--- LISTED ENTRIES ---
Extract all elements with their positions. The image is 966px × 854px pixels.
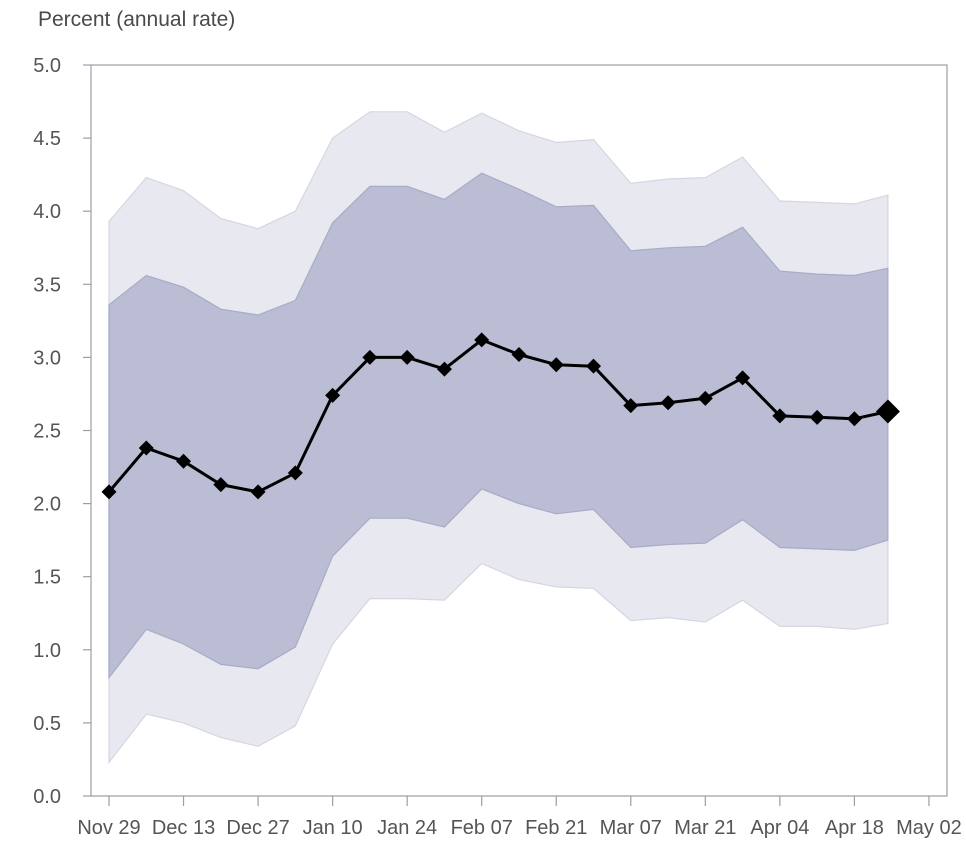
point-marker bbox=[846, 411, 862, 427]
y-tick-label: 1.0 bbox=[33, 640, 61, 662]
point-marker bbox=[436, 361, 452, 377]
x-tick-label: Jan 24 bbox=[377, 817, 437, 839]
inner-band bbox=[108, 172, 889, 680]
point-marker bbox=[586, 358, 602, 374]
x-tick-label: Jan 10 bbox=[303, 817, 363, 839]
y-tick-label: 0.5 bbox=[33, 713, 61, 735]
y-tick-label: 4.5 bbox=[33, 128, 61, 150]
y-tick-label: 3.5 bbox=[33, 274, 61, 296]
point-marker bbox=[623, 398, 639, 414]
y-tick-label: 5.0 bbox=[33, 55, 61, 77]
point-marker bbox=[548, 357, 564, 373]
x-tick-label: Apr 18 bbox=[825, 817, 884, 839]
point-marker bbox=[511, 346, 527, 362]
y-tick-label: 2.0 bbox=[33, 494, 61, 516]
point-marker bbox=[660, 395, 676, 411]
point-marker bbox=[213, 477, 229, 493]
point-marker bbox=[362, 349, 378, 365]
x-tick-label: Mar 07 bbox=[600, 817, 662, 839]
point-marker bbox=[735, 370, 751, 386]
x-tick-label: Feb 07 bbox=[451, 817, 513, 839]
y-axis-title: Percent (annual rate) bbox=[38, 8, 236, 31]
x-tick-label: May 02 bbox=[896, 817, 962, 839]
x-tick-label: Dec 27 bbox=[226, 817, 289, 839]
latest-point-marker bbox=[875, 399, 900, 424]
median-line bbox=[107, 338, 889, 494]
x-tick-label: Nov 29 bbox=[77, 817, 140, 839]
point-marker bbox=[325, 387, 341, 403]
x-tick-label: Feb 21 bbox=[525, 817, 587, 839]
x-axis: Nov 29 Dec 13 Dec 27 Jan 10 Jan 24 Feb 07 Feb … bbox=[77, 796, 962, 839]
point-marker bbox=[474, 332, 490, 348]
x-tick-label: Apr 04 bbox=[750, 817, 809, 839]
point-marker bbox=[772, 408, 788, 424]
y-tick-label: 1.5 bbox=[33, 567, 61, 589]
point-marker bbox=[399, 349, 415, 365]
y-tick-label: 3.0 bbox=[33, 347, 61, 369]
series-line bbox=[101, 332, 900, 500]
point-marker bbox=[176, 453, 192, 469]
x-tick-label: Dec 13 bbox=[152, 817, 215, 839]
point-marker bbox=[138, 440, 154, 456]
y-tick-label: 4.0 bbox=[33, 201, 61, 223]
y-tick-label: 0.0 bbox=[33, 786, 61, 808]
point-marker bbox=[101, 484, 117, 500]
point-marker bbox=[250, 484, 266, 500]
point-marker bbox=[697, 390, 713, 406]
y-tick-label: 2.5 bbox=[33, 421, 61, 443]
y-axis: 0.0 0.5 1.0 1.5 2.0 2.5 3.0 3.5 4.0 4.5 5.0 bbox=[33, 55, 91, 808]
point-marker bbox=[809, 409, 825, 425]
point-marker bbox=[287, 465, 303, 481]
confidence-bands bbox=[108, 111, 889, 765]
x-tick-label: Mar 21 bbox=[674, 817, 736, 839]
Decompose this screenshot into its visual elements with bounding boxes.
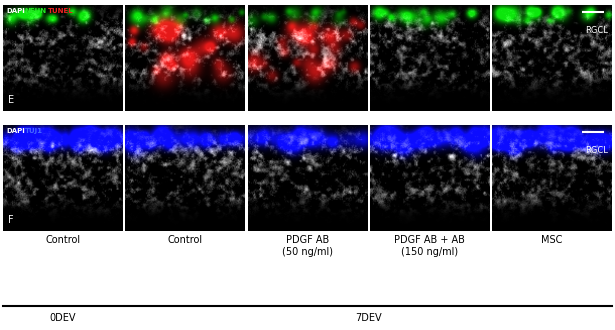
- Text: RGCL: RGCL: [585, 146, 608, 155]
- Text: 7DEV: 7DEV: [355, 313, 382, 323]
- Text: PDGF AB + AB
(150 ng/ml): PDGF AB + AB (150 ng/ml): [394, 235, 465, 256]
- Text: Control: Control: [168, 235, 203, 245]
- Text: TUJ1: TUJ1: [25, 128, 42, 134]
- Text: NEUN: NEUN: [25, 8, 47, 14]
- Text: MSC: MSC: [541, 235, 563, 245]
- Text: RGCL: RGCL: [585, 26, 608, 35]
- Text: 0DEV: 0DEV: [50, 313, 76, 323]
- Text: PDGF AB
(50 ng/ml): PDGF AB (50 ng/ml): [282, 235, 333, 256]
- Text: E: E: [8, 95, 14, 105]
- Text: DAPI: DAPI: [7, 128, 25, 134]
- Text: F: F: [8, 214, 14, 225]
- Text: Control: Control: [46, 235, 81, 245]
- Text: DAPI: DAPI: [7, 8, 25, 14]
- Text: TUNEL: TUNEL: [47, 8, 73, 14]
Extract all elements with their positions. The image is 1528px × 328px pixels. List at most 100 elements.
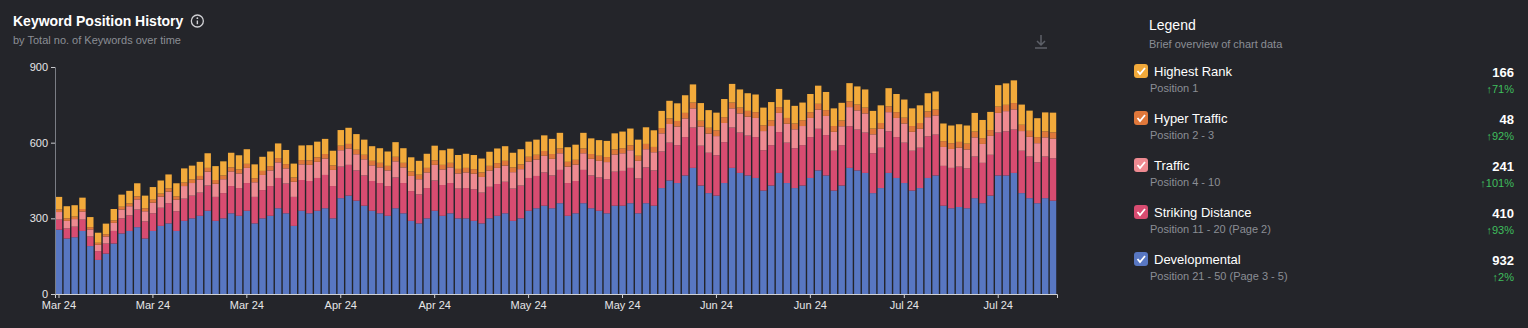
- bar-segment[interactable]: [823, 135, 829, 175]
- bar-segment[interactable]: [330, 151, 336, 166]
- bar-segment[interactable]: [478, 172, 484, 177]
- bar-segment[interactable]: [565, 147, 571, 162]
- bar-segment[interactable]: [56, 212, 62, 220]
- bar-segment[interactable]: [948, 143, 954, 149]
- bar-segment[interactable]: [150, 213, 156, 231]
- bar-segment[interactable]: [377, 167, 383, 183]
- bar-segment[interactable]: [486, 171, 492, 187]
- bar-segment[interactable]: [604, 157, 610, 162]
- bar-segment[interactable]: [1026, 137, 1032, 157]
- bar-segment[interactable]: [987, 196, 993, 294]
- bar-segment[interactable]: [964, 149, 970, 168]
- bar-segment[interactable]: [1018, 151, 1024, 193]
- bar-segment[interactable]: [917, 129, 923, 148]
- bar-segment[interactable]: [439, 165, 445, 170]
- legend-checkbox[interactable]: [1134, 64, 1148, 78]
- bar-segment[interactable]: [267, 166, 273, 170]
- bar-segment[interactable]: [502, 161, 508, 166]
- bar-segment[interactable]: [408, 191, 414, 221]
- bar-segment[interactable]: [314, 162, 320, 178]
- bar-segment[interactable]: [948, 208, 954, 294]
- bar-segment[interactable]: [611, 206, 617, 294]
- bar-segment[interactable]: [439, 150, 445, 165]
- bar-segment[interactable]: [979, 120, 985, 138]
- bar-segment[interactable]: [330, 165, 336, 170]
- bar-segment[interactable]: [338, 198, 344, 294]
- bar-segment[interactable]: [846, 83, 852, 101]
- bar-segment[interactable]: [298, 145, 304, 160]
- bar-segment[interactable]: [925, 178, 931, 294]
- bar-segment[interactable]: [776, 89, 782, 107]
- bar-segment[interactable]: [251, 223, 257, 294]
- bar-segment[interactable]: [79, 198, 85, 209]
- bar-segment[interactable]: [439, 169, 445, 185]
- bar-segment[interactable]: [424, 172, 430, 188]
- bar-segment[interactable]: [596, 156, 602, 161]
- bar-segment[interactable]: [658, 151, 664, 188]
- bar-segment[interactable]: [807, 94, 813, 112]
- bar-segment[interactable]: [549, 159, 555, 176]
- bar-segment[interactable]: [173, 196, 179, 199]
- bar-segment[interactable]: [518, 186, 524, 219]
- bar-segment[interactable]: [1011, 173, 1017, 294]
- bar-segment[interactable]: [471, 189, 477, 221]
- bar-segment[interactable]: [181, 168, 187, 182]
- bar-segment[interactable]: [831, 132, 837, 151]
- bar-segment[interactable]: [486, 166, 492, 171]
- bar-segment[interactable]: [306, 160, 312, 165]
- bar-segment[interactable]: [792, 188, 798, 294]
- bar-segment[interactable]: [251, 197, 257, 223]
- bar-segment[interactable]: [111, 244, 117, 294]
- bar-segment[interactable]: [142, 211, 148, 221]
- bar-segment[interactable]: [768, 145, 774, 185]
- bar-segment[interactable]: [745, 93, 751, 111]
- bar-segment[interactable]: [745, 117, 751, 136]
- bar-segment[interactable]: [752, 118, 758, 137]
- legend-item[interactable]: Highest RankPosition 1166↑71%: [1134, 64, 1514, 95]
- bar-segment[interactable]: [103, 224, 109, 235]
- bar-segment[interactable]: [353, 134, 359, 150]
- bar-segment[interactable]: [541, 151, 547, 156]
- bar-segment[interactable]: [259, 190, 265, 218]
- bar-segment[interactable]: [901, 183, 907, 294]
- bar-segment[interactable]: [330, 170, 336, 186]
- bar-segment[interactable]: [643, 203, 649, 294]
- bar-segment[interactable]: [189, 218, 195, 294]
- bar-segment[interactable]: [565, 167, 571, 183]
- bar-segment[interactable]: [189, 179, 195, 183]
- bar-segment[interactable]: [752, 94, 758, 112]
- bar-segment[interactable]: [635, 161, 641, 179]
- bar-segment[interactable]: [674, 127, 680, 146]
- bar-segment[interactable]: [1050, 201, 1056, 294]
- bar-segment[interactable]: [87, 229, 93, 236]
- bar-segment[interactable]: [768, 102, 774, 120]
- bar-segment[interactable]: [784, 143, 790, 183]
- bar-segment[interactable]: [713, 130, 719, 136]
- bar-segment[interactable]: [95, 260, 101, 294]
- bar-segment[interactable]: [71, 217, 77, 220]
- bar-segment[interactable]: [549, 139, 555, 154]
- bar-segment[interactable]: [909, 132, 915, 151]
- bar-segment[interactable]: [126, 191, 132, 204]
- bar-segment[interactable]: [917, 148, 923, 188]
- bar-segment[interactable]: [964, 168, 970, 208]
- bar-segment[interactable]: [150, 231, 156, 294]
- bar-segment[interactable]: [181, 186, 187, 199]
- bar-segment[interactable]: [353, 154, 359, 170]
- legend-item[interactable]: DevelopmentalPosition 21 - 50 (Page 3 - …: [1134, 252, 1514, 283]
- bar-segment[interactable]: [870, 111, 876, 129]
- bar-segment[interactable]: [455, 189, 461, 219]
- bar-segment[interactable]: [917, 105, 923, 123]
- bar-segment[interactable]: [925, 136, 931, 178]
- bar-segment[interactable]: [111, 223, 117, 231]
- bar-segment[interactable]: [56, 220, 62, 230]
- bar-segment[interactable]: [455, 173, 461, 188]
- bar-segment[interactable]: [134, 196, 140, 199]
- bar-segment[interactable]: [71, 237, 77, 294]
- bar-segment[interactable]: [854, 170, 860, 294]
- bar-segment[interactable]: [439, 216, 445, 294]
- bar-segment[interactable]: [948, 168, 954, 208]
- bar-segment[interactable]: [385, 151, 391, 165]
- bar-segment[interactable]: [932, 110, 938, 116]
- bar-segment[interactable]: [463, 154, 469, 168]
---
--- LISTED ENTRIES ---
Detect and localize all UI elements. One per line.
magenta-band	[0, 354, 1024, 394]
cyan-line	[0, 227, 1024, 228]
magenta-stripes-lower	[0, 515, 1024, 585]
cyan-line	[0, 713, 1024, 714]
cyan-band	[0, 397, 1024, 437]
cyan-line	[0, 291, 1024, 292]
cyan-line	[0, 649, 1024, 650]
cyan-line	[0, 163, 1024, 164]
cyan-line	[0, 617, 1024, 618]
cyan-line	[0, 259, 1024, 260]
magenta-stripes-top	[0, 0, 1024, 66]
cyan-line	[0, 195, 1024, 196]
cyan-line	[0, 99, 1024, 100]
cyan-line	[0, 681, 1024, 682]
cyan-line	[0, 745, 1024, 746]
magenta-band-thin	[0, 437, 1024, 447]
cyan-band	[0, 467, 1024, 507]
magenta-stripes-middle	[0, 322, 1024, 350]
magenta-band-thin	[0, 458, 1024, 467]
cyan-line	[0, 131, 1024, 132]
---
■ **TASK DIRECTIONS**:
Reproduce the lines of the records starting with the line containing "- bar-segment[interactable]: [823, 135, 829, 175]" and going on through the line containing "- bar-segment[interactable]: [439, 169, 445, 185]", including both of those lines.

■ **THE RESPONSE**:
- bar-segment[interactable]: [823, 135, 829, 175]
- bar-segment[interactable]: [330, 151, 336, 166]
- bar-segment[interactable]: [478, 172, 484, 177]
- bar-segment[interactable]: [565, 147, 571, 162]
- bar-segment[interactable]: [56, 212, 62, 220]
- bar-segment[interactable]: [948, 143, 954, 149]
- bar-segment[interactable]: [150, 213, 156, 231]
- bar-segment[interactable]: [377, 167, 383, 183]
- bar-segment[interactable]: [486, 171, 492, 187]
- bar-segment[interactable]: [604, 157, 610, 162]
- bar-segment[interactable]: [1026, 137, 1032, 157]
- bar-segment[interactable]: [987, 196, 993, 294]
- bar-segment[interactable]: [964, 149, 970, 168]
- bar-segment[interactable]: [1018, 151, 1024, 193]
- bar-segment[interactable]: [917, 129, 923, 148]
- bar-segment[interactable]: [439, 165, 445, 170]
- legend-checkbox[interactable]: [1134, 64, 1148, 78]
- bar-segment[interactable]: [267, 166, 273, 170]
- bar-segment[interactable]: [502, 161, 508, 166]
- bar-segment[interactable]: [408, 191, 414, 221]
- bar-segment[interactable]: [314, 162, 320, 178]
- bar-segment[interactable]: [948, 208, 954, 294]
- bar-segment[interactable]: [611, 206, 617, 294]
- bar-segment[interactable]: [439, 150, 445, 165]
- bar-segment[interactable]: [979, 120, 985, 138]
- bar-segment[interactable]: [330, 165, 336, 170]
- bar-segment[interactable]: [338, 198, 344, 294]
- bar-segment[interactable]: [846, 83, 852, 101]
- bar-segment[interactable]: [298, 145, 304, 160]
- bar-segment[interactable]: [925, 178, 931, 294]
- bar-segment[interactable]: [776, 89, 782, 107]
- bar-segment[interactable]: [251, 223, 257, 294]
- bar-segment[interactable]: [79, 198, 85, 209]
- bar-segment[interactable]: [439, 169, 445, 185]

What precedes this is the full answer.